Written request
Repeat the records below exactly, leaving out every picture.

[Data listing]
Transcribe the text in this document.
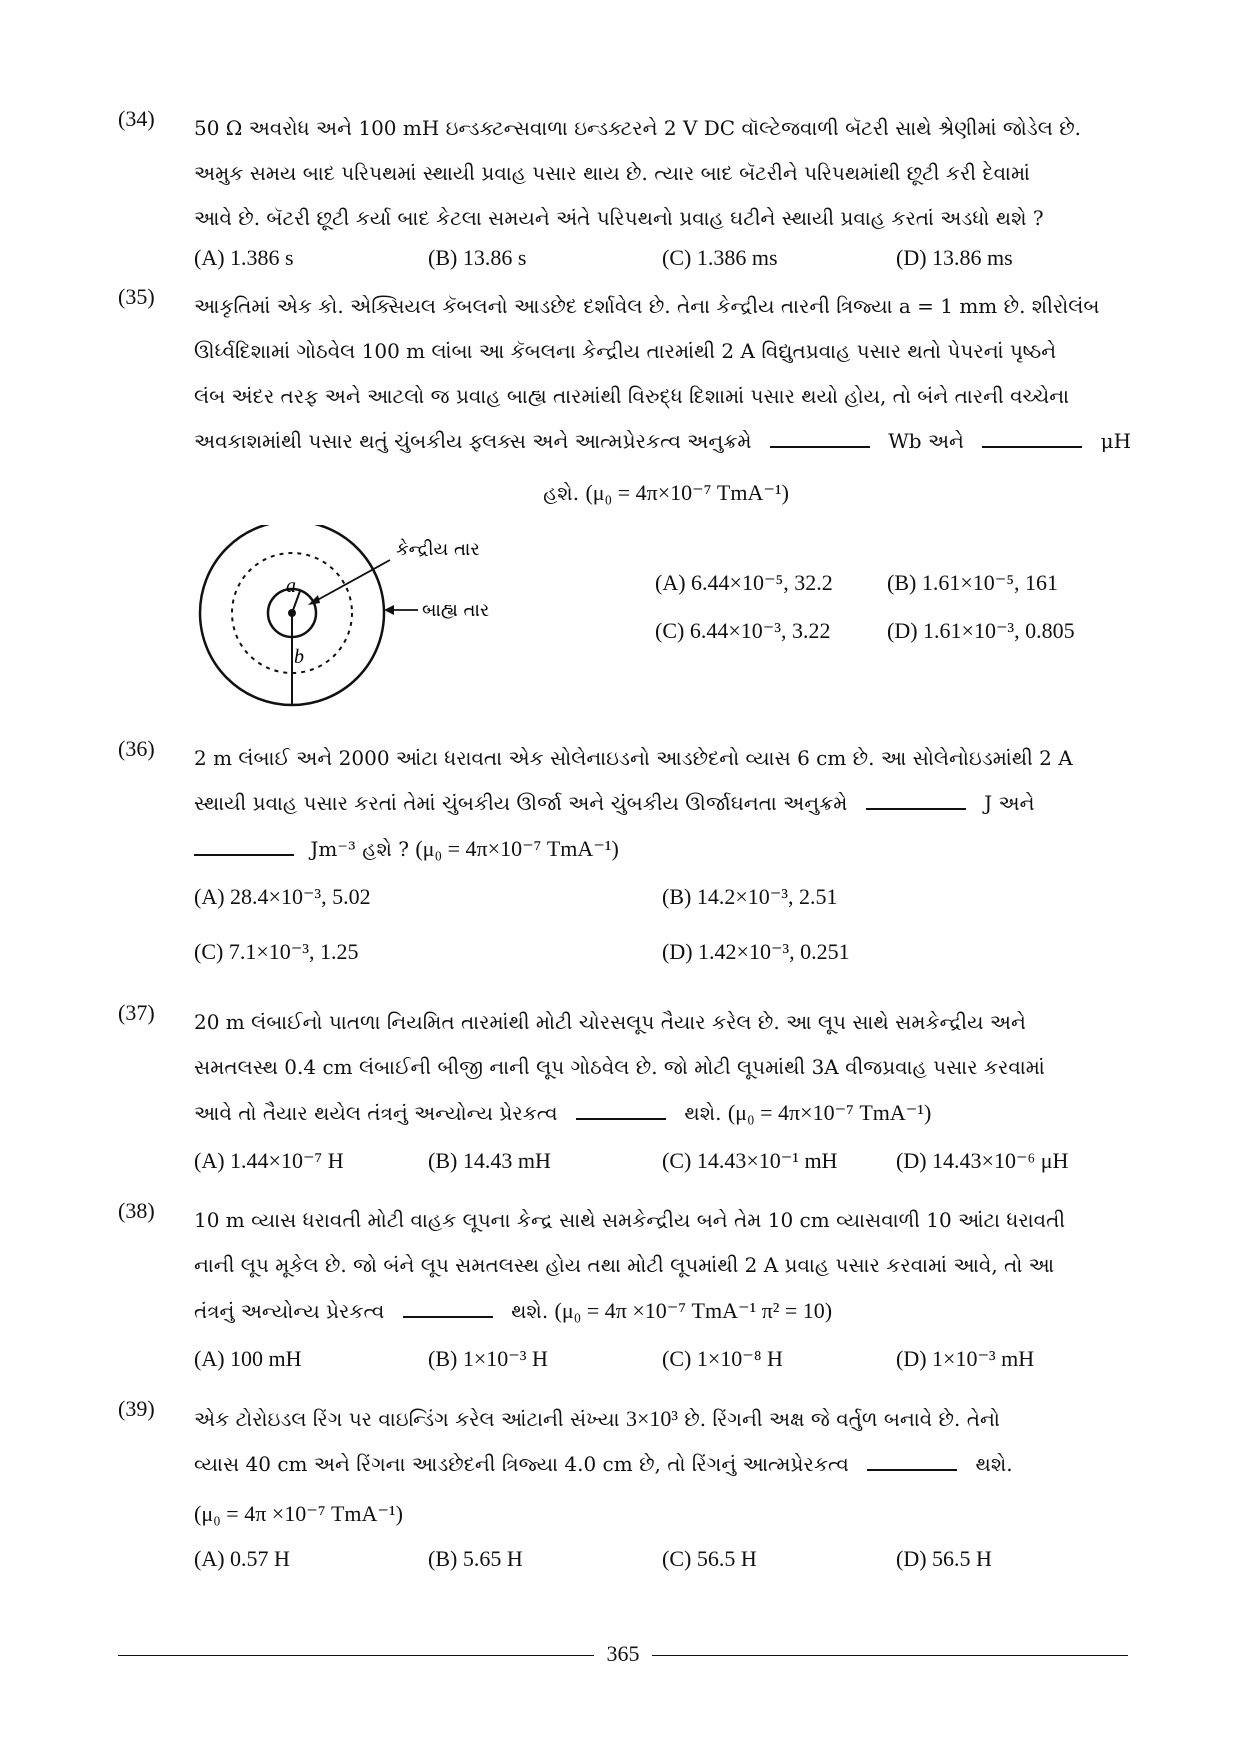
(34) 50 Ω અવરોધ અને 100 mH ઇન્ડક્ટન્સવાળા ઇન્ડક્ટરને 2 V DC વૉલ્ટેજવાળી બૅટરી સાથે શ્રેણીમાં જોડેલ છે.
અમુક સમય બાદ પરિપથમાં સ્થાયી પ્રવાહ પસાર થાય છે. ત્યાર બાદ બૅટરીને પરિપથમાંથી છૂટી કરી દેવામાં
આવે છે. બૅટરી છૂટી કર્યા બાદ કેટલા સમયને અંતે પરિપથનો પ્રવાહ ઘટીને સ્થાયી પ્રવાહ કરતાં અડધો થશે ?
(A) 1.386 s	(B) 13.86 s	(C) 1.386 ms	(D) 13.86 ms
(35) આકૃતિમાં એક કો. એક્સિયલ કૅબલનો આડછેદ દર્શાવેલ છે. તેના કેન્દ્રીય તારની ત્રિજ્યા a = 1 mm છે. શીરોલંબ
ઊર્ધ્વદિશામાં ગોઠવેલ 100 m લાંબા આ કૅબલના કેન્દ્રીય તારમાંથી 2 A વિદ્યુતપ્રવાહ પસાર થતો પેપરનાં પૃષ્ઠને
લંબ અંદર તરફ અને આટલો જ પ્રવાહ બાહ્ય તારમાંથી વિરુદ્ધ દિશામાં પસાર થયો હોય, તો બંને તારની વચ્ચેના
અવકાશમાંથી પસાર થતું ચુંબકીય ફ્લક્સ અને આત્મપ્રેરકત્વ અનુક્રમે	Wb અને	μH
હશે. (μ₀ = 4π×10⁻⁷ TmA⁻¹)
a
b
કેન્દ્રીય તાર
બાહ્ય તાર
(A) 6.44×10⁻⁵, 32.2	(B) 1.61×10⁻⁵, 161
(C) 6.44×10⁻³, 3.22	(D) 1.61×10⁻³, 0.805
(36) 2 m લંબાઈ અને 2000 આંટા ધરાવતા એક સોલેનાઇડનો આડછેદનો વ્યાસ 6 cm છે. આ સોલેનોઇડમાંથી 2 A
સ્થાયી પ્રવાહ પસાર કરતાં તેમાં ચુંબકીય ઊર્જા અને ચુંબકીય ઊર્જાઘનતા અનુક્રમે	J અને
Jm⁻³ હશે ? (μ₀ = 4π×10⁻⁷ TmA⁻¹)
(A) 28.4×10⁻³, 5.02	(B) 14.2×10⁻³, 2.51
(C) 7.1×10⁻³, 1.25	(D) 1.42×10⁻³, 0.251
(37) 20 m લંબાઈનો પાતળા નિયમિત તારમાંથી મોટી ચોરસલૂપ તૈયાર કરેલ છે. આ લૂપ સાથે સમકેન્દ્રીય અને
સમતલસ્થ 0.4 cm લંબાઈની બીજી નાની લૂપ ગોઠવેલ છે. જો મોટી લૂપમાંથી 3A વીજપ્રવાહ પસાર કરવામાં
આવે તો તૈયાર થયેલ તંત્રનું અન્યોન્ય પ્રેરકત્વ	થશે. (μ₀ = 4π×10⁻⁷ TmA⁻¹)
(A) 1.44×10⁻⁷ H	(B) 14.43 mH	(C) 14.43×10⁻¹ mH	(D) 14.43×10⁻⁶ μH
(38) 10 m વ્યાસ ધરાવતી મોટી વાહક લૂપના કેન્દ્ર સાથે સમકેન્દ્રીય બને તેમ 10 cm વ્યાસવાળી 10 આંટા ધરાવતી
નાની લૂપ મૂકેલ છે. જો બંને લૂપ સમતલસ્થ હોય તથા મોટી લૂપમાંથી 2 A પ્રવાહ પસાર કરવામાં આવે, તો આ
તંત્રનું અન્યોન્ય પ્રેરકત્વ	થશે. (μ₀ = 4π ×10⁻⁷ TmA⁻¹ π² = 10)
(A) 100 mH	(B) 1×10⁻³ H	(C) 1×10⁻⁸ H	(D) 1×10⁻³ mH
(39) એક ટોરોઇડલ રિંગ પર વાઇન્ડિંગ કરેલ આંટાની સંખ્યા 3×10³ છે. રિંગની અક્ષ જે વર્તુળ બનાવે છે. તેનો
વ્યાસ 40 cm અને રિંગના આડછેદની ત્રિજ્યા 4.0 cm છે, તો રિંગનું આત્મપ્રેરકત્વ	થશે.
(μ₀ = 4π ×10⁻⁷ TmA⁻¹)
(A) 0.57 H	(B) 5.65 H	(C) 56.5 H	(D) 56.5 H
365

Exercise solution
Transcribe the text in this document.
(34) 50 Ω અવરોધ અને 100 mH ઇન્ડક્ટન્સવાળા ઇન્ડક્ટરને 2 V DC વૉલ્ટેજવાળી બૅટરી સાથે શ્રેણીમાં જોડેલ છે.
અમુક સમય બાદ પરિપથમાં સ્થાયી પ્રવાહ પસાર થાય છે. ત્યાર બાદ બૅટરીને પરિપથમાંથી છૂટી કરી દેવામાં
આવે છે. બૅટરી છૂટી કર્યા બાદ કેટલા સમયને અંતે પરિપથનો પ્રવાહ ઘટીને સ્થાયી પ્રવાહ કરતાં અડધો થશે ?
(A) 1.386 s	(B) 13.86 s	(C) 1.386 ms	(D) 13.86 ms
(35) આકૃતિમાં એક કો. એક્સિયલ કૅબલનો આડછેદ દર્શાવેલ છે. તેના કેન્દ્રીય તારની ત્રિજ્યા a = 1 mm છે. શીરોલંબ
ઊર્ધ્વદિશામાં ગોઠવેલ 100 m લાંબા આ કૅબલના કેન્દ્રીય તારમાંથી 2 A વિદ્યુતપ્રવાહ પસાર થતો પેપરનાં પૃષ્ઠને
લંબ અંદર તરફ અને આટલો જ પ્રવાહ બાહ્ય તારમાંથી વિરુદ્ધ દિશામાં પસાર થયો હોય, તો બંને તારની વચ્ચેના
અવકાશમાંથી પસાર થતું ચુંબકીય ફ્લક્સ અને આત્મપ્રેરકત્વ અનુક્રમે	Wb અને	μH
હશે. (μ₀ = 4π×10⁻⁷ TmA⁻¹)
a
b
કેન્દ્રીય તાર
બાહ્ય તાર
(A) 6.44×10⁻⁵, 32.2	(B) 1.61×10⁻⁵, 161
(C) 6.44×10⁻³, 3.22	(D) 1.61×10⁻³, 0.805
(36) 2 m લંબાઈ અને 2000 આંટા ધરાવતા એક સોલેનાઇડનો આડછેદનો વ્યાસ 6 cm છે. આ સોલેનોઇડમાંથી 2 A
સ્થાયી પ્રવાહ પસાર કરતાં તેમાં ચુંબકીય ઊર્જા અને ચુંબકીય ઊર્જાઘનતા અનુક્રમે	J અને
Jm⁻³ હશે ? (μ₀ = 4π×10⁻⁷ TmA⁻¹)
(A) 28.4×10⁻³, 5.02	(B) 14.2×10⁻³, 2.51
(C) 7.1×10⁻³, 1.25	(D) 1.42×10⁻³, 0.251
(37) 20 m લંબાઈનો પાતળા નિયમિત તારમાંથી મોટી ચોરસલૂપ તૈયાર કરેલ છે. આ લૂપ સાથે સમકેન્દ્રીય અને
સમતલસ્થ 0.4 cm લંબાઈની બીજી નાની લૂપ ગોઠવેલ છે. જો મોટી લૂપમાંથી 3A વીજપ્રવાહ પસાર કરવામાં
આવે તો તૈયાર થયેલ તંત્રનું અન્યોન્ય પ્રેરકત્વ	થશે. (μ₀ = 4π×10⁻⁷ TmA⁻¹)
(A) 1.44×10⁻⁷ H	(B) 14.43 mH	(C) 14.43×10⁻¹ mH	(D) 14.43×10⁻⁶ μH
(38) 10 m વ્યાસ ધરાવતી મોટી વાહક લૂપના કેન્દ્ર સાથે સમકેન્દ્રીય બને તેમ 10 cm વ્યાસવાળી 10 આંટા ધરાવતી
નાની લૂપ મૂકેલ છે. જો બંને લૂપ સમતલસ્થ હોય તથા મોટી લૂપમાંથી 2 A પ્રવાહ પસાર કરવામાં આવે, તો આ
તંત્રનું અન્યોન્ય પ્રેરકત્વ	થશે. (μ₀ = 4π ×10⁻⁷ TmA⁻¹ π² = 10)
(A) 100 mH	(B) 1×10⁻³ H	(C) 1×10⁻⁸ H	(D) 1×10⁻³ mH
(39) એક ટોરોઇડલ રિંગ પર વાઇન્ડિંગ કરેલ આંટાની સંખ્યા 3×10³ છે. રિંગની અક્ષ જે વર્તુળ બનાવે છે. તેનો
વ્યાસ 40 cm અને રિંગના આડછેદની ત્રિજ્યા 4.0 cm છે, તો રિંગનું આત્મપ્રેરકત્વ	થશે.
(μ₀ = 4π ×10⁻⁷ TmA⁻¹)
(A) 0.57 H	(B) 5.65 H	(C) 56.5 H	(D) 56.5 H
365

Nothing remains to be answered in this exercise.